> [TASK DETAILS]
Output the data that follows exactly, line for line.

> [PROVIDED MATERIAL]
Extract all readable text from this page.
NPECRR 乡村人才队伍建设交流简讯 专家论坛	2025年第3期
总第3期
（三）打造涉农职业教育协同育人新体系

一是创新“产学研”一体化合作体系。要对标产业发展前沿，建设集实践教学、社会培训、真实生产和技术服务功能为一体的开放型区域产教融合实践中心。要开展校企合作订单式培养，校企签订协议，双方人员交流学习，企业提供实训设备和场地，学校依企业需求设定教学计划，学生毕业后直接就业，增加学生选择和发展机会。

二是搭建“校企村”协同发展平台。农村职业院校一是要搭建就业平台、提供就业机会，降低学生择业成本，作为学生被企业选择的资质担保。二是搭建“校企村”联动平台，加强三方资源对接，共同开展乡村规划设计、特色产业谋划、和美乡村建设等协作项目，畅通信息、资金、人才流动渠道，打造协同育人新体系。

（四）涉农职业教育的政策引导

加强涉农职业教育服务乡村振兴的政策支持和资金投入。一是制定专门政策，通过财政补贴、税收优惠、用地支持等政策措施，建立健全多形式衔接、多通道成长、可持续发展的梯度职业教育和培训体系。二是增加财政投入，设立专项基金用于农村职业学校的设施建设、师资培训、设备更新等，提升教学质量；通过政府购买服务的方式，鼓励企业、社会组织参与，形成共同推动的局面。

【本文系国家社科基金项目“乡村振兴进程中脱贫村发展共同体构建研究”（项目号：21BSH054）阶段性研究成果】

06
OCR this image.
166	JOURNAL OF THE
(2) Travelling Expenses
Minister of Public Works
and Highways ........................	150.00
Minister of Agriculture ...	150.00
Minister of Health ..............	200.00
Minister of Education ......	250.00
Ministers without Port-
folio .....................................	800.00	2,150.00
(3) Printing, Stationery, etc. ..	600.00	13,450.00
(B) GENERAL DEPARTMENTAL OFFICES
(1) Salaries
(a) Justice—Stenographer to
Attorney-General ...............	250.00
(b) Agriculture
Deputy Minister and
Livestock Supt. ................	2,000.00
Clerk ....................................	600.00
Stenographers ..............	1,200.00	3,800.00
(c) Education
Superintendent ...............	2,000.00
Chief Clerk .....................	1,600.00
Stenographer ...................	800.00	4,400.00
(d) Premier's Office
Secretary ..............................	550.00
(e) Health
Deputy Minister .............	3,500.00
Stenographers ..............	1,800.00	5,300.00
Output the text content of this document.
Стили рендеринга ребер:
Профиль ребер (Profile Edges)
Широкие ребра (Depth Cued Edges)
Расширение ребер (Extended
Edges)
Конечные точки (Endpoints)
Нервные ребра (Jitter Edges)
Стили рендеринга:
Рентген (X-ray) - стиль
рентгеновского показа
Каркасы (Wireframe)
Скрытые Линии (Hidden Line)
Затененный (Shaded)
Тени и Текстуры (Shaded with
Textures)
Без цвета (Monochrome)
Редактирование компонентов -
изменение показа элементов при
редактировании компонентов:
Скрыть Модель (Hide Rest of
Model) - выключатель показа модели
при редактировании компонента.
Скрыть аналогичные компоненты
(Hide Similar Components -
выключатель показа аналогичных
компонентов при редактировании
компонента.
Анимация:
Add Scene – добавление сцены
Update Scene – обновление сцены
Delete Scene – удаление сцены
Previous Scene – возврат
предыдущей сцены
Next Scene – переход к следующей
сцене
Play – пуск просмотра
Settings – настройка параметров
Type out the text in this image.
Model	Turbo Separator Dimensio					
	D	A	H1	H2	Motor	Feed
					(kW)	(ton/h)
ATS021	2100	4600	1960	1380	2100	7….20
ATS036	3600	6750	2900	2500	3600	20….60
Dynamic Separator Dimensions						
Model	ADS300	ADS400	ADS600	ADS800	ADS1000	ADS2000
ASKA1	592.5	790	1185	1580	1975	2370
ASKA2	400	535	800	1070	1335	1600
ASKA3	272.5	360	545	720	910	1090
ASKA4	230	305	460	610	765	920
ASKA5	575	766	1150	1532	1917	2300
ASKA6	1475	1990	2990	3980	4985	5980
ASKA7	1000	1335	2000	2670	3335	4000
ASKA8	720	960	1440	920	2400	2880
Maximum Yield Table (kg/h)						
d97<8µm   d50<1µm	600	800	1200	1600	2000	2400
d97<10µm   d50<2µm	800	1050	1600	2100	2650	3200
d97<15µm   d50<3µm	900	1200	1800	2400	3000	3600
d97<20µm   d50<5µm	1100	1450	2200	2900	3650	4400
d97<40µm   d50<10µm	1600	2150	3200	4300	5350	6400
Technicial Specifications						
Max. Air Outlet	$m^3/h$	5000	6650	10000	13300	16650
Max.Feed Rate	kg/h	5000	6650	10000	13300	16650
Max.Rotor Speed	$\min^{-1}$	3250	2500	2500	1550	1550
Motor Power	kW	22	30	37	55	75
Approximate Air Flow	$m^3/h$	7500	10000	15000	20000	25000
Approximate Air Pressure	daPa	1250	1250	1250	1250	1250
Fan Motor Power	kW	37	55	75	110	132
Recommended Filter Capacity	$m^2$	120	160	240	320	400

> [THE SOLUTION]
Extract all readable text from this page.
NPECRR 乡村人才队伍建设交流简讯 专家论坛	2025年第3期
总第3期
（三）打造涉农职业教育协同育人新体系

一是创新“产学研”一体化合作体系。要对标产业发展前沿，建设集实践教学、社会培训、真实生产和技术服务功能为一体的开放型区域产教融合实践中心。要开展校企合作订单式培养，校企签订协议，双方人员交流学习，企业提供实训设备和场地，学校依企业需求设定教学计划，学生毕业后直接就业，增加学生选择和发展机会。

二是搭建“校企村”协同发展平台。农村职业院校一是要搭建就业平台、提供就业机会，降低学生择业成本，作为学生被企业选择的资质担保。二是搭建“校企村”联动平台，加强三方资源对接，共同开展乡村规划设计、特色产业谋划、和美乡村建设等协作项目，畅通信息、资金、人才流动渠道，打造协同育人新体系。

（四）涉农职业教育的政策引导

加强涉农职业教育服务乡村振兴的政策支持和资金投入。一是制定专门政策，通过财政补贴、税收优惠、用地支持等政策措施，建立健全多形式衔接、多通道成长、可持续发展的梯度职业教育和培训体系。二是增加财政投入，设立专项基金用于农村职业学校的设施建设、师资培训、设备更新等，提升教学质量；通过政府购买服务的方式，鼓励企业、社会组织参与，形成共同推动的局面。

【本文系国家社科基金项目“乡村振兴进程中脱贫村发展共同体构建研究”（项目号：21BSH054）阶段性研究成果】

06
OCR this image.
166	JOURNAL OF THE
(2) Travelling Expenses
Minister of Public Works
and Highways ........................	150.00
Minister of Agriculture ...	150.00
Minister of Health ..............	200.00
Minister of Education ......	250.00
Ministers without Port-
folio .....................................	800.00	2,150.00
(3) Printing, Stationery, etc. ..	600.00	13,450.00
(B) GENERAL DEPARTMENTAL OFFICES
(1) Salaries
(a) Justice—Stenographer to
Attorney-General ...............	250.00
(b) Agriculture
Deputy Minister and
Livestock Supt. ................	2,000.00
Clerk ....................................	600.00
Stenographers ..............	1,200.00	3,800.00
(c) Education
Superintendent ...............	2,000.00
Chief Clerk .....................	1,600.00
Stenographer ...................	800.00	4,400.00
(d) Premier's Office
Secretary ..............................	550.00
(e) Health
Deputy Minister .............	3,500.00
Stenographers ..............	1,800.00	5,300.00
Output the text content of this document.
Стили рендеринга ребер:
Профиль ребер (Profile Edges)
Широкие ребра (Depth Cued Edges)
Расширение ребер (Extended
Edges)
Конечные точки (Endpoints)
Нервные ребра (Jitter Edges)
Стили рендеринга:
Рентген (X-ray) - стиль
рентгеновского показа
Каркасы (Wireframe)
Скрытые Линии (Hidden Line)
Затененный (Shaded)
Тени и Текстуры (Shaded with
Textures)
Без цвета (Monochrome)
Редактирование компонентов -
изменение показа элементов при
редактировании компонентов:
Скрыть Модель (Hide Rest of
Model) - выключатель показа модели
при редактировании компонента.
Скрыть аналогичные компоненты
(Hide Similar Components -
выключатель показа аналогичных
компонентов при редактировании
компонента.
Анимация:
Add Scene – добавление сцены
Update Scene – обновление сцены
Delete Scene – удаление сцены
Previous Scene – возврат
предыдущей сцены
Next Scene – переход к следующей
сцене
Play – пуск просмотра
Settings – настройка параметров
Type out the text in this image.
Model	Turbo Separator Dimensio					
	D	A	H1	H2	Motor	Feed
					(kW)	(ton/h)
ATS021	2100	4600	1960	1380	2100	7….20
ATS036	3600	6750	2900	2500	3600	20….60
Dynamic Separator Dimensions						
Model	ADS300	ADS400	ADS600	ADS800	ADS1000	ADS2000
ASKA1	592.5	790	1185	1580	1975	2370
ASKA2	400	535	800	1070	1335	1600
ASKA3	272.5	360	545	720	910	1090
ASKA4	230	305	460	610	765	920
ASKA5	575	766	1150	1532	1917	2300
ASKA6	1475	1990	2990	3980	4985	5980
ASKA7	1000	1335	2000	2670	3335	4000
ASKA8	720	960	1440	920	2400	2880
Maximum Yield Table (kg/h)						
d97<8µm   d50<1µm	600	800	1200	1600	2000	2400
d97<10µm   d50<2µm	800	1050	1600	2100	2650	3200
d97<15µm   d50<3µm	900	1200	1800	2400	3000	3600
d97<20µm   d50<5µm	1100	1450	2200	2900	3650	4400
d97<40µm   d50<10µm	1600	2150	3200	4300	5350	6400
Technicial Specifications						
Max. Air Outlet	$m^3/h$	5000	6650	10000	13300	16650
Max.Feed Rate	kg/h	5000	6650	10000	13300	16650
Max.Rotor Speed	$\min^{-1}$	3250	2500	2500	1550	1550
Motor Power	kW	22	30	37	55	75
Approximate Air Flow	$m^3/h$	7500	10000	15000	20000	25000
Approximate Air Pressure	daPa	1250	1250	1250	1250	1250
Fan Motor Power	kW	37	55	75	110	132
Recommended Filter Capacity	$m^2$	120	160	240	320	400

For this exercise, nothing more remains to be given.